(Excerpts from a figure dataset):

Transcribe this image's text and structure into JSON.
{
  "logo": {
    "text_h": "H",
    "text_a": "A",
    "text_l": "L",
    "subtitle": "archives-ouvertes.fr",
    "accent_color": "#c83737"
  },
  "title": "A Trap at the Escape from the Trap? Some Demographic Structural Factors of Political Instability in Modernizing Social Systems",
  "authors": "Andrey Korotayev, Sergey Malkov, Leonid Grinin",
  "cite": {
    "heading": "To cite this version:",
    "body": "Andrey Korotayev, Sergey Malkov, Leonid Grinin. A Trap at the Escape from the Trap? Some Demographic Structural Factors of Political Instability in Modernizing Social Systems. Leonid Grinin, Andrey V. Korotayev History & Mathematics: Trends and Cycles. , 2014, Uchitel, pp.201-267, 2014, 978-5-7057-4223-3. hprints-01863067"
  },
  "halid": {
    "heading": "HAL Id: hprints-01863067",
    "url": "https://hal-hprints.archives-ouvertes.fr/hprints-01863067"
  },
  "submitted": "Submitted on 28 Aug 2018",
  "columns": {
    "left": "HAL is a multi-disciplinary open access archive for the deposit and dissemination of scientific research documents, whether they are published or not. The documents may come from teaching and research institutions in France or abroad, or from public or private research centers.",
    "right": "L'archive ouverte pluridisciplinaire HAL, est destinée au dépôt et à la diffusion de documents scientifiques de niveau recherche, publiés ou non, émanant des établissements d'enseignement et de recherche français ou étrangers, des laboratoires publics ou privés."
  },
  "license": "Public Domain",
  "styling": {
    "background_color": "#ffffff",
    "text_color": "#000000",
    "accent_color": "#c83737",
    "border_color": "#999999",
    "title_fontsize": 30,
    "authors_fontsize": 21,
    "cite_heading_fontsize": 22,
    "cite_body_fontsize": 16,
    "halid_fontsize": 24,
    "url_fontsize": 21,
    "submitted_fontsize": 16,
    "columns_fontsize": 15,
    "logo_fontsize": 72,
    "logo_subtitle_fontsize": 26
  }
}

(Work to complete): Transcribe every entry exactly.

(Written solution):
Transcribe this image's text and structure into JSON.
{
  "logo": {
    "text_h": "H",
    "text_a": "A",
    "text_l": "L",
    "subtitle": "archives-ouvertes.fr",
    "accent_color": "#c83737"
  },
  "title": "A Trap at the Escape from the Trap? Some Demographic Structural Factors of Political Instability in Modernizing Social Systems",
  "authors": "Andrey Korotayev, Sergey Malkov, Leonid Grinin",
  "cite": {
    "heading": "To cite this version:",
    "body": "Andrey Korotayev, Sergey Malkov, Leonid Grinin. A Trap at the Escape from the Trap? Some Demographic Structural Factors of Political Instability in Modernizing Social Systems. Leonid Grinin, Andrey V. Korotayev History & Mathematics: Trends and Cycles. , 2014, Uchitel, pp.201-267, 2014, 978-5-7057-4223-3. hprints-01863067"
  },
  "halid": {
    "heading": "HAL Id: hprints-01863067",
    "url": "https://hal-hprints.archives-ouvertes.fr/hprints-01863067"
  },
  "submitted": "Submitted on 28 Aug 2018",
  "columns": {
    "left": "HAL is a multi-disciplinary open access archive for the deposit and dissemination of scientific research documents, whether they are published or not. The documents may come from teaching and research institutions in France or abroad, or from public or private research centers.",
    "right": "L'archive ouverte pluridisciplinaire HAL, est destinée au dépôt et à la diffusion de documents scientifiques de niveau recherche, publiés ou non, émanant des établissements d'enseignement et de recherche français ou étrangers, des laboratoires publics ou privés."
  },
  "license": "Public Domain",
  "styling": {
    "background_color": "#ffffff",
    "text_color": "#000000",
    "accent_color": "#c83737",
    "border_color": "#999999",
    "title_fontsize": 30,
    "authors_fontsize": 21,
    "cite_heading_fontsize": 22,
    "cite_body_fontsize": 16,
    "halid_fontsize": 24,
    "url_fontsize": 21,
    "submitted_fontsize": 16,
    "columns_fontsize": 15,
    "logo_fontsize": 72,
    "logo_subtitle_fontsize": 26
  }
}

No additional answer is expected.